Short problem a>
In the records, copy out verbatim everything from the line containing "chevron-right-icon <box>544 488 568 512</box>" down to the line containing "row-label: 指令选择 <box>23 491 107 515</box>", including both of those lines.

══ Passage given

Syrian forces have reportedly returned in full force after the United Nations observers leave beleaguered towns and cities. According to the opposition Local Coordination Committees, 50 people were killed during a tank and shelling assault on Hama after monitors departed the city. The observer mission also reportedly visited Homs, after previously being denied access, as well Zabadani and opposition strongholds near the capital of Damascus, where they encountered thousands of protesters calling for the end to the regime of President Bashar al-Assad. Meanwhile, Syrian pro-government television reported a car bombing in Damascus Tuesday that killed one Syria intelligence officer and wounded three other people. Syria’s Ikhbaria television blamed the attack on "armed terrorists" but no one has claimed responsibility. The recent dramatic rise in violence is testing Kofi Annan’s peace plan and the U.N. observer mission, which is set to expand to 300 monitors.


  • The head of Egypt’s ruling military council ratified a law barring anyone who held high office under the Mubarak regime from presidency, effectively disqualifying Ahmed Shafiq.
  • Israel legalized three West Bank settlements which Palestinian President Mahmoud Abbas considered a response to last week’s letter laying out preconditions for peace talks.
  • Iran said it had "sustained no damage" after cyber attacks on the oil ministry and national oil company.
  • Iraq has called back its ambassador to Turkey after days of antagonistic exchanges. 

Arguments & Analysis 

‘Algeria ruling party mutiny reflects race for power‘ (Lamine Chikhi, Reuters)

"The party at the heart of power since Algeria’s independence from France is convulsed by an internal revolt that may be an early skirmish in the battle to succeed 75-year-old President Abdelaziz Bouteflika. Less than a month before the National Liberation Front, known by its French initials FLN, competes in a parliamentary election, an influential faction within the party has tried to oust Secretary-General Abdelaziz Belkhadem."

‘America should pull its fleet out of Bahrain’ (Emile Nakhleh, Financial Times)

════
══ Extracted records

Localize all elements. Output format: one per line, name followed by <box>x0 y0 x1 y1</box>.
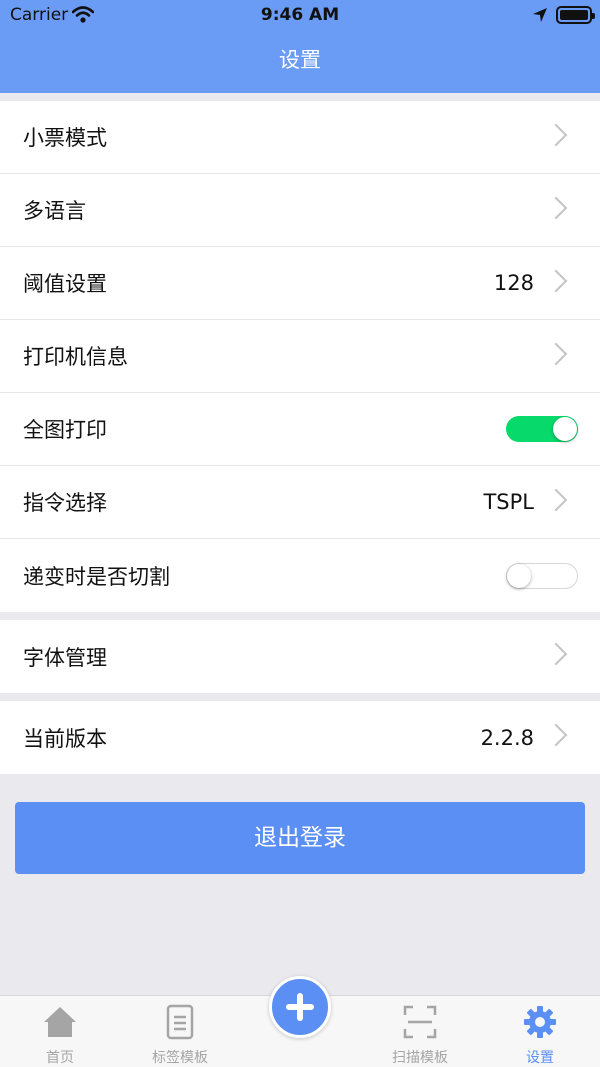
chevron-right-icon <box>544 488 568 512</box>
settings-row-receipt-mode[interactable]: 小票模式 <box>0 101 600 174</box>
settings-group-printing: 小票模式 多语言 阈值设置 128 打印机信息 全图打印 指令选择 TSPL 递… <box>0 101 600 612</box>
row-label: 多语言 <box>23 199 86 223</box>
settings-group-fonts: 字体管理 <box>0 620 600 693</box>
tab-settings[interactable]: 设置 <box>480 996 600 1067</box>
settings-row-command-select[interactable]: 指令选择 TSPL <box>0 466 600 539</box>
gradient-cut-toggle[interactable] <box>506 562 578 589</box>
location-icon <box>533 8 547 22</box>
row-label: 全图打印 <box>23 418 107 442</box>
gear-icon <box>524 1006 556 1038</box>
settings-row-font-management[interactable]: 字体管理 <box>0 620 600 693</box>
row-label: 阈值设置 <box>23 272 107 296</box>
add-button[interactable] <box>269 976 331 1038</box>
row-label: 指令选择 <box>23 491 107 515</box>
status-time: 9:46 AM <box>260 5 340 25</box>
row-label: 字体管理 <box>23 645 107 670</box>
chevron-right-icon <box>544 342 568 366</box>
chevron-right-icon <box>544 269 568 293</box>
page-title: 设置 <box>279 48 321 72</box>
status-bar: Carrier 9:46 AM <box>0 0 600 32</box>
row-label: 打印机信息 <box>23 345 128 369</box>
document-icon <box>166 1004 194 1040</box>
settings-row-printer-info[interactable]: 打印机信息 <box>0 320 600 393</box>
settings-group-version: 当前版本 2.2.8 <box>0 701 600 774</box>
settings-row-current-version[interactable]: 当前版本 2.2.8 <box>0 701 600 774</box>
chevron-right-icon <box>544 642 568 666</box>
header: Carrier 9:46 AM 设置 <box>0 0 600 93</box>
row-value: 128 <box>493 271 534 295</box>
row-label: 小票模式 <box>23 126 107 150</box>
logout-button[interactable]: 退出登录 <box>15 802 585 874</box>
tab-home[interactable]: 首页 <box>0 996 120 1067</box>
tab-label: 设置 <box>526 1050 554 1066</box>
chevron-right-icon <box>544 723 568 747</box>
row-value: 2.2.8 <box>480 725 534 750</box>
row-value: TSPL <box>483 490 534 514</box>
tab-label: 首页 <box>46 1050 74 1066</box>
scan-icon <box>403 1005 437 1039</box>
row-label: 当前版本 <box>23 726 107 751</box>
settings-row-gradient-cut: 递变时是否切割 <box>0 539 600 612</box>
toggle-knob <box>507 563 531 588</box>
full-image-print-toggle[interactable] <box>506 416 578 442</box>
tab-label-templates[interactable]: 标签模板 <box>120 996 240 1067</box>
chevron-right-icon <box>544 196 568 220</box>
row-label: 递变时是否切割 <box>23 564 170 589</box>
settings-row-threshold[interactable]: 阈值设置 128 <box>0 247 600 320</box>
settings-row-full-image-print: 全图打印 <box>0 393 600 466</box>
chevron-right-icon <box>544 123 568 147</box>
toggle-knob <box>553 417 577 441</box>
settings-row-language[interactable]: 多语言 <box>0 174 600 247</box>
home-icon <box>44 1007 76 1037</box>
battery-icon <box>556 6 595 24</box>
tab-label: 扫描模板 <box>392 1050 448 1066</box>
tab-label: 标签模板 <box>152 1050 208 1066</box>
tab-scan-templates[interactable]: 扫描模板 <box>360 996 480 1067</box>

════

Short problem b>
According to the news digest, how many monitors is the U.N. observer mission set to expand to?

Solution a>
chevron-right-icon <box>544 488 568 512</box>
settings-row-receipt-mode[interactable]: 小票模式 <box>0 101 600 174</box>
settings-group-printing: 小票模式 多语言 阈值设置 128 打印机信息 全图打印 指令选择 TSPL 递… <box>0 101 600 612</box>
row-label: 多语言 <box>23 199 86 223</box>
settings-group-fonts: 字体管理 <box>0 620 600 693</box>
tab-settings[interactable]: 设置 <box>480 996 600 1067</box>
settings-row-command-select[interactable]: 指令选择 TSPL <box>0 466 600 539</box>
gradient-cut-toggle[interactable] <box>506 562 578 589</box>
location-icon <box>533 8 547 22</box>
row-label: 全图打印 <box>23 418 107 442</box>
gear-icon <box>524 1006 556 1038</box>
settings-row-font-management[interactable]: 字体管理 <box>0 620 600 693</box>
row-label: 阈值设置 <box>23 272 107 296</box>
add-button[interactable] <box>269 976 331 1038</box>
row-label: 指令选择 <box>23 491 107 515</box>

Solution b>
300 monitors.